#### JOB:
Quote all of the data below exactly, please.

# # # #

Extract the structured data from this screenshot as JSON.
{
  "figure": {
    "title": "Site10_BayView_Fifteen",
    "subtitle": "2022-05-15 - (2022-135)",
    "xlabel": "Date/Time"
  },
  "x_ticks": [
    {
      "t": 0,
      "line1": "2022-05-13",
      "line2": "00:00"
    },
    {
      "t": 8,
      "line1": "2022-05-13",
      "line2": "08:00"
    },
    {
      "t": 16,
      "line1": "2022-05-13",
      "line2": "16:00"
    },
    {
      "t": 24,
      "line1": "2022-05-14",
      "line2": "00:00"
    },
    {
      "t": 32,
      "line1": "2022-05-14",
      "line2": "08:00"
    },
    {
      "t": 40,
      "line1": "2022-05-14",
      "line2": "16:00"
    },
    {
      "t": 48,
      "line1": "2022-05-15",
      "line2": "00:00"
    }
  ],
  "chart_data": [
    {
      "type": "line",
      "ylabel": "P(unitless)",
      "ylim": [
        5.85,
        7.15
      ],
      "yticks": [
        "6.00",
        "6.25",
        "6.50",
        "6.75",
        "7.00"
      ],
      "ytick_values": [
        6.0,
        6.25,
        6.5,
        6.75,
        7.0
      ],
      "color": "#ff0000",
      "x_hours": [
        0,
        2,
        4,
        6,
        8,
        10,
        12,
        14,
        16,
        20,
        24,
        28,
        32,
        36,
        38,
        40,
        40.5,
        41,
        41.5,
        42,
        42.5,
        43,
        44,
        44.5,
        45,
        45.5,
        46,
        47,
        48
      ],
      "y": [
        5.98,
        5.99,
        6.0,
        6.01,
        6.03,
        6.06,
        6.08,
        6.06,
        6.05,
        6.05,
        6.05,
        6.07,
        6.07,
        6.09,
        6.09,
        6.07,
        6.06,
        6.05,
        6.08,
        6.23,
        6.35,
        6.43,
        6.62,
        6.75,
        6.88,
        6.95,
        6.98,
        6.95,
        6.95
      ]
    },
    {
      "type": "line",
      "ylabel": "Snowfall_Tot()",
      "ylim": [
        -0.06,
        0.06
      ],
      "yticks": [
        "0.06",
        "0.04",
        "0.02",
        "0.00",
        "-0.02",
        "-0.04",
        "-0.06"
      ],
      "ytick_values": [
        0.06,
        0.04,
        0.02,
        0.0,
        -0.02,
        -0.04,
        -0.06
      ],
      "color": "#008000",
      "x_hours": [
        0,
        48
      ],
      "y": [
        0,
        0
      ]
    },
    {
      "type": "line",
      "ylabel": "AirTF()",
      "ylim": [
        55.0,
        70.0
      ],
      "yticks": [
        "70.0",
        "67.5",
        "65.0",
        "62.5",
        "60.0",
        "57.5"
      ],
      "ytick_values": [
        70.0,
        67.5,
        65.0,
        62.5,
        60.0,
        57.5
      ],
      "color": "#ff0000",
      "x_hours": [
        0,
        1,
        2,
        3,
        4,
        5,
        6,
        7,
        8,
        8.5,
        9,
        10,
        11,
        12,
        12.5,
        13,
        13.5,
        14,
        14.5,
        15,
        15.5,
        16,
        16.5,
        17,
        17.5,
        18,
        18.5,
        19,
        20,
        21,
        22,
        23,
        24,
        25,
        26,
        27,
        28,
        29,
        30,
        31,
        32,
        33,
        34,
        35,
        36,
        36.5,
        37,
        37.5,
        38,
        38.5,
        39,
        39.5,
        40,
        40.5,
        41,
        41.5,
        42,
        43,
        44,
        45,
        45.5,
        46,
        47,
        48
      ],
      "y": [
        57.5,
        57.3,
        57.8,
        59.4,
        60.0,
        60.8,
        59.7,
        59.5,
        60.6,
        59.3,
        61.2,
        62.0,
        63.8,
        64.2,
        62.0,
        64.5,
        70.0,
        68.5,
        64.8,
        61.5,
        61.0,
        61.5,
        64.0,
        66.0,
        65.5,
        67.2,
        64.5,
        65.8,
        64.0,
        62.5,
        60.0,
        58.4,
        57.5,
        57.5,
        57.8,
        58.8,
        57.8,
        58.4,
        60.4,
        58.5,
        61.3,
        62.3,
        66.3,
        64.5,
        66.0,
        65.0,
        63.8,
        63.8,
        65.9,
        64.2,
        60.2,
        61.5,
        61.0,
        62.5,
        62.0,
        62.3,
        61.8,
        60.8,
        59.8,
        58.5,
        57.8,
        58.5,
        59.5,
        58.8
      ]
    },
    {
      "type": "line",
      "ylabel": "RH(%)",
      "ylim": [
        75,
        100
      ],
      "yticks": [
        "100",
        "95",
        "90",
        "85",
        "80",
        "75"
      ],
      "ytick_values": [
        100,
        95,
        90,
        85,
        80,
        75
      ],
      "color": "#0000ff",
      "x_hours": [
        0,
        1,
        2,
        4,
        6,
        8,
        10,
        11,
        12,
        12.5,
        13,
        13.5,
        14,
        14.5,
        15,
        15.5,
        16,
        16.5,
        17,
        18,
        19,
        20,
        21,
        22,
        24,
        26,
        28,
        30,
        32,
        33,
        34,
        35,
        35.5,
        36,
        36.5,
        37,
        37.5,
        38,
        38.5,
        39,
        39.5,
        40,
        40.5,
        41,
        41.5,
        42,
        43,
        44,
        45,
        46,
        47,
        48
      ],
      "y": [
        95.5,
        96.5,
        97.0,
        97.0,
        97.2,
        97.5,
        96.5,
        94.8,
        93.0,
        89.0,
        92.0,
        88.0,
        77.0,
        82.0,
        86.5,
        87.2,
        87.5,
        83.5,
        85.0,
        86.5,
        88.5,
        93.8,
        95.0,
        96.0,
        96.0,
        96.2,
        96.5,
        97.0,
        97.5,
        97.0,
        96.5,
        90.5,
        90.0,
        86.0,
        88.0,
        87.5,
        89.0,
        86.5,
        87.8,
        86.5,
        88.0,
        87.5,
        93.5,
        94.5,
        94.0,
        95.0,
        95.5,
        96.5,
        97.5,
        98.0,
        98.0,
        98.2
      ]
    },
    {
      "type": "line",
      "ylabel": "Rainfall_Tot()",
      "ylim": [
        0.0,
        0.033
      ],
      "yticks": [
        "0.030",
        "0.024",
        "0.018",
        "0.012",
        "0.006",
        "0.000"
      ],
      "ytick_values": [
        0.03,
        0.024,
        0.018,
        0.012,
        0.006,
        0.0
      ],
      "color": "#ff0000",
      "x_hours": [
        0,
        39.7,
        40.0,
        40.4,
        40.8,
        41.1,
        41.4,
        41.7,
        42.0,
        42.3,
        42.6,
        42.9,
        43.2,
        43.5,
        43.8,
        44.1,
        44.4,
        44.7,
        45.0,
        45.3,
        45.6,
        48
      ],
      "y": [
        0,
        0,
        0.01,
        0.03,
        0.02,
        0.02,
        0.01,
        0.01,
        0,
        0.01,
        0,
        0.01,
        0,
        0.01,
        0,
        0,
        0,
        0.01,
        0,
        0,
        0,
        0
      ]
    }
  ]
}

# # # #

#### WRITTEN SOLUTION:
Extract the structured data from this screenshot as JSON.
{
  "figure": {
    "title": "Site10_BayView_Fifteen",
    "subtitle": "2022-05-15 - (2022-135)",
    "xlabel": "Date/Time"
  },
  "x_ticks": [
    {
      "t": 0,
      "line1": "2022-05-13",
      "line2": "00:00"
    },
    {
      "t": 8,
      "line1": "2022-05-13",
      "line2": "08:00"
    },
    {
      "t": 16,
      "line1": "2022-05-13",
      "line2": "16:00"
    },
    {
      "t": 24,
      "line1": "2022-05-14",
      "line2": "00:00"
    },
    {
      "t": 32,
      "line1": "2022-05-14",
      "line2": "08:00"
    },
    {
      "t": 40,
      "line1": "2022-05-14",
      "line2": "16:00"
    },
    {
      "t": 48,
      "line1": "2022-05-15",
      "line2": "00:00"
    }
  ],
  "chart_data": [
    {
      "type": "line",
      "ylabel": "P(unitless)",
      "ylim": [
        5.85,
        7.15
      ],
      "yticks": [
        "6.00",
        "6.25",
        "6.50",
        "6.75",
        "7.00"
      ],
      "ytick_values": [
        6.0,
        6.25,
        6.5,
        6.75,
        7.0
      ],
      "color": "#ff0000",
      "x_hours": [
        0,
        2,
        4,
        6,
        8,
        10,
        12,
        14,
        16,
        20,
        24,
        28,
        32,
        36,
        38,
        40,
        40.5,
        41,
        41.5,
        42,
        42.5,
        43,
        44,
        44.5,
        45,
        45.5,
        46,
        47,
        48
      ],
      "y": [
        5.98,
        5.99,
        6.0,
        6.01,
        6.03,
        6.06,
        6.08,
        6.06,
        6.05,
        6.05,
        6.05,
        6.07,
        6.07,
        6.09,
        6.09,
        6.07,
        6.06,
        6.05,
        6.08,
        6.23,
        6.35,
        6.43,
        6.62,
        6.75,
        6.88,
        6.95,
        6.98,
        6.95,
        6.95
      ]
    },
    {
      "type": "line",
      "ylabel": "Snowfall_Tot()",
      "ylim": [
        -0.06,
        0.06
      ],
      "yticks": [
        "0.06",
        "0.04",
        "0.02",
        "0.00",
        "-0.02",
        "-0.04",
        "-0.06"
      ],
      "ytick_values": [
        0.06,
        0.04,
        0.02,
        0.0,
        -0.02,
        -0.04,
        -0.06
      ],
      "color": "#008000",
      "x_hours": [
        0,
        48
      ],
      "y": [
        0,
        0
      ]
    },
    {
      "type": "line",
      "ylabel": "AirTF()",
      "ylim": [
        55.0,
        70.0
      ],
      "yticks": [
        "70.0",
        "67.5",
        "65.0",
        "62.5",
        "60.0",
        "57.5"
      ],
      "ytick_values": [
        70.0,
        67.5,
        65.0,
        62.5,
        60.0,
        57.5
      ],
      "color": "#ff0000",
      "x_hours": [
        0,
        1,
        2,
        3,
        4,
        5,
        6,
        7,
        8,
        8.5,
        9,
        10,
        11,
        12,
        12.5,
        13,
        13.5,
        14,
        14.5,
        15,
        15.5,
        16,
        16.5,
        17,
        17.5,
        18,
        18.5,
        19,
        20,
        21,
        22,
        23,
        24,
        25,
        26,
        27,
        28,
        29,
        30,
        31,
        32,
        33,
        34,
        35,
        36,
        36.5,
        37,
        37.5,
        38,
        38.5,
        39,
        39.5,
        40,
        40.5,
        41,
        41.5,
        42,
        43,
        44,
        45,
        45.5,
        46,
        47,
        48
      ],
      "y": [
        57.5,
        57.3,
        57.8,
        59.4,
        60.0,
        60.8,
        59.7,
        59.5,
        60.6,
        59.3,
        61.2,
        62.0,
        63.8,
        64.2,
        62.0,
        64.5,
        70.0,
        68.5,
        64.8,
        61.5,
        61.0,
        61.5,
        64.0,
        66.0,
        65.5,
        67.2,
        64.5,
        65.8,
        64.0,
        62.5,
        60.0,
        58.4,
        57.5,
        57.5,
        57.8,
        58.8,
        57.8,
        58.4,
        60.4,
        58.5,
        61.3,
        62.3,
        66.3,
        64.5,
        66.0,
        65.0,
        63.8,
        63.8,
        65.9,
        64.2,
        60.2,
        61.5,
        61.0,
        62.5,
        62.0,
        62.3,
        61.8,
        60.8,
        59.8,
        58.5,
        57.8,
        58.5,
        59.5,
        58.8
      ]
    },
    {
      "type": "line",
      "ylabel": "RH(%)",
      "ylim": [
        75,
        100
      ],
      "yticks": [
        "100",
        "95",
        "90",
        "85",
        "80",
        "75"
      ],
      "ytick_values": [
        100,
        95,
        90,
        85,
        80,
        75
      ],
      "color": "#0000ff",
      "x_hours": [
        0,
        1,
        2,
        4,
        6,
        8,
        10,
        11,
        12,
        12.5,
        13,
        13.5,
        14,
        14.5,
        15,
        15.5,
        16,
        16.5,
        17,
        18,
        19,
        20,
        21,
        22,
        24,
        26,
        28,
        30,
        32,
        33,
        34,
        35,
        35.5,
        36,
        36.5,
        37,
        37.5,
        38,
        38.5,
        39,
        39.5,
        40,
        40.5,
        41,
        41.5,
        42,
        43,
        44,
        45,
        46,
        47,
        48
      ],
      "y": [
        95.5,
        96.5,
        97.0,
        97.0,
        97.2,
        97.5,
        96.5,
        94.8,
        93.0,
        89.0,
        92.0,
        88.0,
        77.0,
        82.0,
        86.5,
        87.2,
        87.5,
        83.5,
        85.0,
        86.5,
        88.5,
        93.8,
        95.0,
        96.0,
        96.0,
        96.2,
        96.5,
        97.0,
        97.5,
        97.0,
        96.5,
        90.5,
        90.0,
        86.0,
        88.0,
        87.5,
        89.0,
        86.5,
        87.8,
        86.5,
        88.0,
        87.5,
        93.5,
        94.5,
        94.0,
        95.0,
        95.5,
        96.5,
        97.5,
        98.0,
        98.0,
        98.2
      ]
    },
    {
      "type": "line",
      "ylabel": "Rainfall_Tot()",
      "ylim": [
        0.0,
        0.033
      ],
      "yticks": [
        "0.030",
        "0.024",
        "0.018",
        "0.012",
        "0.006",
        "0.000"
      ],
      "ytick_values": [
        0.03,
        0.024,
        0.018,
        0.012,
        0.006,
        0.0
      ],
      "color": "#ff0000",
      "x_hours": [
        0,
        39.7,
        40.0,
        40.4,
        40.8,
        41.1,
        41.4,
        41.7,
        42.0,
        42.3,
        42.6,
        42.9,
        43.2,
        43.5,
        43.8,
        44.1,
        44.4,
        44.7,
        45.0,
        45.3,
        45.6,
        48
      ],
      "y": [
        0,
        0,
        0.01,
        0.03,
        0.02,
        0.02,
        0.01,
        0.01,
        0,
        0.01,
        0,
        0.01,
        0,
        0.01,
        0,
        0,
        0,
        0.01,
        0,
        0,
        0,
        0
      ]
    }
  ]
}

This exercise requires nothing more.